Dataset records:
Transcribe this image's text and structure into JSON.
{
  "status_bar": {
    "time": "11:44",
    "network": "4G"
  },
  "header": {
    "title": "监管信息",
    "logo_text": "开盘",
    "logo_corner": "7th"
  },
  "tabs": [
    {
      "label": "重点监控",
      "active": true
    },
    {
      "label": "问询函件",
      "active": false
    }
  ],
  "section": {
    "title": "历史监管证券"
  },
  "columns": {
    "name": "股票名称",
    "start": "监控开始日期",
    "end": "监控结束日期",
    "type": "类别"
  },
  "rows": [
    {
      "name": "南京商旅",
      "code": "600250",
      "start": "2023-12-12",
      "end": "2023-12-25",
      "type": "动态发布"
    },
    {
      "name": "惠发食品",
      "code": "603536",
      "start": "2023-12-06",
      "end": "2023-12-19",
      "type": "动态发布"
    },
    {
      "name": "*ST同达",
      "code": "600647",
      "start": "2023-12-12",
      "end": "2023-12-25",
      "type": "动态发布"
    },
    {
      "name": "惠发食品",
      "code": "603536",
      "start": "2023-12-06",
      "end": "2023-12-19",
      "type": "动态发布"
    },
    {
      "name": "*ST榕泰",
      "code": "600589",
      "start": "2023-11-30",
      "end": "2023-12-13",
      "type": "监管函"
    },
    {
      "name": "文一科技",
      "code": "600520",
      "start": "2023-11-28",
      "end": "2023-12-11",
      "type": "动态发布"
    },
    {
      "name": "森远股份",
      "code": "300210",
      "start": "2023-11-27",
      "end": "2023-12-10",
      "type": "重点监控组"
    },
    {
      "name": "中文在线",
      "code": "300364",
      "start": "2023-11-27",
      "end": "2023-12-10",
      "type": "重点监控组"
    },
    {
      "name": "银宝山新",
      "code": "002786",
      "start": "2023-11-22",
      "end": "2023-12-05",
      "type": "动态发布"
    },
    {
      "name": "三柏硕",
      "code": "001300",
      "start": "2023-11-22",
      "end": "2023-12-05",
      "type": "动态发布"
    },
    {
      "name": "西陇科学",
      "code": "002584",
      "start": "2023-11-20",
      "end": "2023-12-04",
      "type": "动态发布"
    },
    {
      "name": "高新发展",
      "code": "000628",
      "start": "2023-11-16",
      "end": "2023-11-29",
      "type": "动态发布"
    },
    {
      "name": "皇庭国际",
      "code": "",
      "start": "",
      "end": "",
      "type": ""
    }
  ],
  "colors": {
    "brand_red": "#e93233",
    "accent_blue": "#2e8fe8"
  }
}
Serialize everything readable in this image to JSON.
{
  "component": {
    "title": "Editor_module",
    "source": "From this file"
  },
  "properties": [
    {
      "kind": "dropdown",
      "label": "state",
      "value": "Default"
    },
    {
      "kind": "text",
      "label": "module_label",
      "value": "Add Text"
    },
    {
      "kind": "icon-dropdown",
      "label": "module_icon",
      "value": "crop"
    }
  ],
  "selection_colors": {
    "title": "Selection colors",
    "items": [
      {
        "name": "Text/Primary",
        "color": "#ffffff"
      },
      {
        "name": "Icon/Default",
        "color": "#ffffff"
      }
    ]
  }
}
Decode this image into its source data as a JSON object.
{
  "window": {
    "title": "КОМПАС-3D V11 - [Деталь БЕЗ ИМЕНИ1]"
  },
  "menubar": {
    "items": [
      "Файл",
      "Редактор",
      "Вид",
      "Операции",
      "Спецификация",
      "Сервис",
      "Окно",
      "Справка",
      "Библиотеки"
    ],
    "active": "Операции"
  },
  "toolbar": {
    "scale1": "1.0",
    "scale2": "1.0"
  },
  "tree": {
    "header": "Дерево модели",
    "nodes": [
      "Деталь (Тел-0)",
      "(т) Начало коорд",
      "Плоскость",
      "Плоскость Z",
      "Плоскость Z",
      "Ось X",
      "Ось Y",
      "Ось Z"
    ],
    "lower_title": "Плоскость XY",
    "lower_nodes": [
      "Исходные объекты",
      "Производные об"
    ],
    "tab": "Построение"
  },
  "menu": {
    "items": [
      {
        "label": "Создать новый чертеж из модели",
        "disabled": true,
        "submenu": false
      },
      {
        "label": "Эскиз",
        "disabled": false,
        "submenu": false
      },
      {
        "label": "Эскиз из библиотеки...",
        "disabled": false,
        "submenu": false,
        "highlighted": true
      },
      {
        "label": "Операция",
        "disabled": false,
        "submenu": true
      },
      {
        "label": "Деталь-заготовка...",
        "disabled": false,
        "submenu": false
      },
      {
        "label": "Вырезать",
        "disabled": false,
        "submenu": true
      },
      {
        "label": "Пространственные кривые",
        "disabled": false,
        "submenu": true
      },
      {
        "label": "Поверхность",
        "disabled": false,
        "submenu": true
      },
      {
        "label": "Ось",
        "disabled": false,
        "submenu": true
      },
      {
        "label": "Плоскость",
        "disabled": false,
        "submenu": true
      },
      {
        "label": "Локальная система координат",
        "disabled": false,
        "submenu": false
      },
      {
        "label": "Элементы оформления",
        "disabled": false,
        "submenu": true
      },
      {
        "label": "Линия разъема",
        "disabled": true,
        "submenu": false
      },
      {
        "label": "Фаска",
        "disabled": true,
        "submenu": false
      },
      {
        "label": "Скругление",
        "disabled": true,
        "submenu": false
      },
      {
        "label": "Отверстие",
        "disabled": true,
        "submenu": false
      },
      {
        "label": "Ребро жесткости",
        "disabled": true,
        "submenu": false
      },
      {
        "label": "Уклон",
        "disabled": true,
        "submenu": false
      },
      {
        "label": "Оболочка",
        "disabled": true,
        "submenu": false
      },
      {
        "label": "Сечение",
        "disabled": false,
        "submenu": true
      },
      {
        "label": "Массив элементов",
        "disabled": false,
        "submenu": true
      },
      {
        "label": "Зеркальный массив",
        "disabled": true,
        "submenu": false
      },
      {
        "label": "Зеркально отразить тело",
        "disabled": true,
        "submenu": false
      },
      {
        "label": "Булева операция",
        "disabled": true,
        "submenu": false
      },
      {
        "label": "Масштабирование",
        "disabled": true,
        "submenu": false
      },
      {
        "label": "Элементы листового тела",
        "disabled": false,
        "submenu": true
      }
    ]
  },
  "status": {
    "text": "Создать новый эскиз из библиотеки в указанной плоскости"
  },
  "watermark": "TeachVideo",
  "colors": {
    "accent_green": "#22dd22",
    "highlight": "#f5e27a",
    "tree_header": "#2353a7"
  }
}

Task goal: Transcribe all of the entries without altering anything.

Answer:
Transcribe this image's text and structure into JSON.
{
  "status_bar": {
    "time": "11:44",
    "network": "4G"
  },
  "header": {
    "title": "监管信息",
    "logo_text": "开盘",
    "logo_corner": "7th"
  },
  "tabs": [
    {
      "label": "重点监控",
      "active": true
    },
    {
      "label": "问询函件",
      "active": false
    }
  ],
  "section": {
    "title": "历史监管证券"
  },
  "columns": {
    "name": "股票名称",
    "start": "监控开始日期",
    "end": "监控结束日期",
    "type": "类别"
  },
  "rows": [
    {
      "name": "南京商旅",
      "code": "600250",
      "start": "2023-12-12",
      "end": "2023-12-25",
      "type": "动态发布"
    },
    {
      "name": "惠发食品",
      "code": "603536",
      "start": "2023-12-06",
      "end": "2023-12-19",
      "type": "动态发布"
    },
    {
      "name": "*ST同达",
      "code": "600647",
      "start": "2023-12-12",
      "end": "2023-12-25",
      "type": "动态发布"
    },
    {
      "name": "惠发食品",
      "code": "603536",
      "start": "2023-12-06",
      "end": "2023-12-19",
      "type": "动态发布"
    },
    {
      "name": "*ST榕泰",
      "code": "600589",
      "start": "2023-11-30",
      "end": "2023-12-13",
      "type": "监管函"
    },
    {
      "name": "文一科技",
      "code": "600520",
      "start": "2023-11-28",
      "end": "2023-12-11",
      "type": "动态发布"
    },
    {
      "name": "森远股份",
      "code": "300210",
      "start": "2023-11-27",
      "end": "2023-12-10",
      "type": "重点监控组"
    },
    {
      "name": "中文在线",
      "code": "300364",
      "start": "2023-11-27",
      "end": "2023-12-10",
      "type": "重点监控组"
    },
    {
      "name": "银宝山新",
      "code": "002786",
      "start": "2023-11-22",
      "end": "2023-12-05",
      "type": "动态发布"
    },
    {
      "name": "三柏硕",
      "code": "001300",
      "start": "2023-11-22",
      "end": "2023-12-05",
      "type": "动态发布"
    },
    {
      "name": "西陇科学",
      "code": "002584",
      "start": "2023-11-20",
      "end": "2023-12-04",
      "type": "动态发布"
    },
    {
      "name": "高新发展",
      "code": "000628",
      "start": "2023-11-16",
      "end": "2023-11-29",
      "type": "动态发布"
    },
    {
      "name": "皇庭国际",
      "code": "",
      "start": "",
      "end": "",
      "type": ""
    }
  ],
  "colors": {
    "brand_red": "#e93233",
    "accent_blue": "#2e8fe8"
  }
}
Serialize everything readable in this image to JSON.
{
  "component": {
    "title": "Editor_module",
    "source": "From this file"
  },
  "properties": [
    {
      "kind": "dropdown",
      "label": "state",
      "value": "Default"
    },
    {
      "kind": "text",
      "label": "module_label",
      "value": "Add Text"
    },
    {
      "kind": "icon-dropdown",
      "label": "module_icon",
      "value": "crop"
    }
  ],
  "selection_colors": {
    "title": "Selection colors",
    "items": [
      {
        "name": "Text/Primary",
        "color": "#ffffff"
      },
      {
        "name": "Icon/Default",
        "color": "#ffffff"
      }
    ]
  }
}
Decode this image into its source data as a JSON object.
{
  "window": {
    "title": "КОМПАС-3D V11 - [Деталь БЕЗ ИМЕНИ1]"
  },
  "menubar": {
    "items": [
      "Файл",
      "Редактор",
      "Вид",
      "Операции",
      "Спецификация",
      "Сервис",
      "Окно",
      "Справка",
      "Библиотеки"
    ],
    "active": "Операции"
  },
  "toolbar": {
    "scale1": "1.0",
    "scale2": "1.0"
  },
  "tree": {
    "header": "Дерево модели",
    "nodes": [
      "Деталь (Тел-0)",
      "(т) Начало коорд",
      "Плоскость",
      "Плоскость Z",
      "Плоскость Z",
      "Ось X",
      "Ось Y",
      "Ось Z"
    ],
    "lower_title": "Плоскость XY",
    "lower_nodes": [
      "Исходные объекты",
      "Производные об"
    ],
    "tab": "Построение"
  },
  "menu": {
    "items": [
      {
        "label": "Создать новый чертеж из модели",
        "disabled": true,
        "submenu": false
      },
      {
        "label": "Эскиз",
        "disabled": false,
        "submenu": false
      },
      {
        "label": "Эскиз из библиотеки...",
        "disabled": false,
        "submenu": false,
        "highlighted": true
      },
      {
        "label": "Операция",
        "disabled": false,
        "submenu": true
      },
      {
        "label": "Деталь-заготовка...",
        "disabled": false,
        "submenu": false
      },
      {
        "label": "Вырезать",
        "disabled": false,
        "submenu": true
      },
      {
        "label": "Пространственные кривые",
        "disabled": false,
        "submenu": true
      },
      {
        "label": "Поверхность",
        "disabled": false,
        "submenu": true
      },
      {
        "label": "Ось",
        "disabled": false,
        "submenu": true
      },
      {
        "label": "Плоскость",
        "disabled": false,
        "submenu": true
      },
      {
        "label": "Локальная система координат",
        "disabled": false,
        "submenu": false
      },
      {
        "label": "Элементы оформления",
        "disabled": false,
        "submenu": true
      },
      {
        "label": "Линия разъема",
        "disabled": true,
        "submenu": false
      },
      {
        "label": "Фаска",
        "disabled": true,
        "submenu": false
      },
      {
        "label": "Скругление",
        "disabled": true,
        "submenu": false
      },
      {
        "label": "Отверстие",
        "disabled": true,
        "submenu": false
      },
      {
        "label": "Ребро жесткости",
        "disabled": true,
        "submenu": false
      },
      {
        "label": "Уклон",
        "disabled": true,
        "submenu": false
      },
      {
        "label": "Оболочка",
        "disabled": true,
        "submenu": false
      },
      {
        "label": "Сечение",
        "disabled": false,
        "submenu": true
      },
      {
        "label": "Массив элементов",
        "disabled": false,
        "submenu": true
      },
      {
        "label": "Зеркальный массив",
        "disabled": true,
        "submenu": false
      },
      {
        "label": "Зеркально отразить тело",
        "disabled": true,
        "submenu": false
      },
      {
        "label": "Булева операция",
        "disabled": true,
        "submenu": false
      },
      {
        "label": "Масштабирование",
        "disabled": true,
        "submenu": false
      },
      {
        "label": "Элементы листового тела",
        "disabled": false,
        "submenu": true
      }
    ]
  },
  "status": {
    "text": "Создать новый эскиз из библиотеки в указанной плоскости"
  },
  "watermark": "TeachVideo",
  "colors": {
    "accent_green": "#22dd22",
    "highlight": "#f5e27a",
    "tree_header": "#2353a7"
  }
}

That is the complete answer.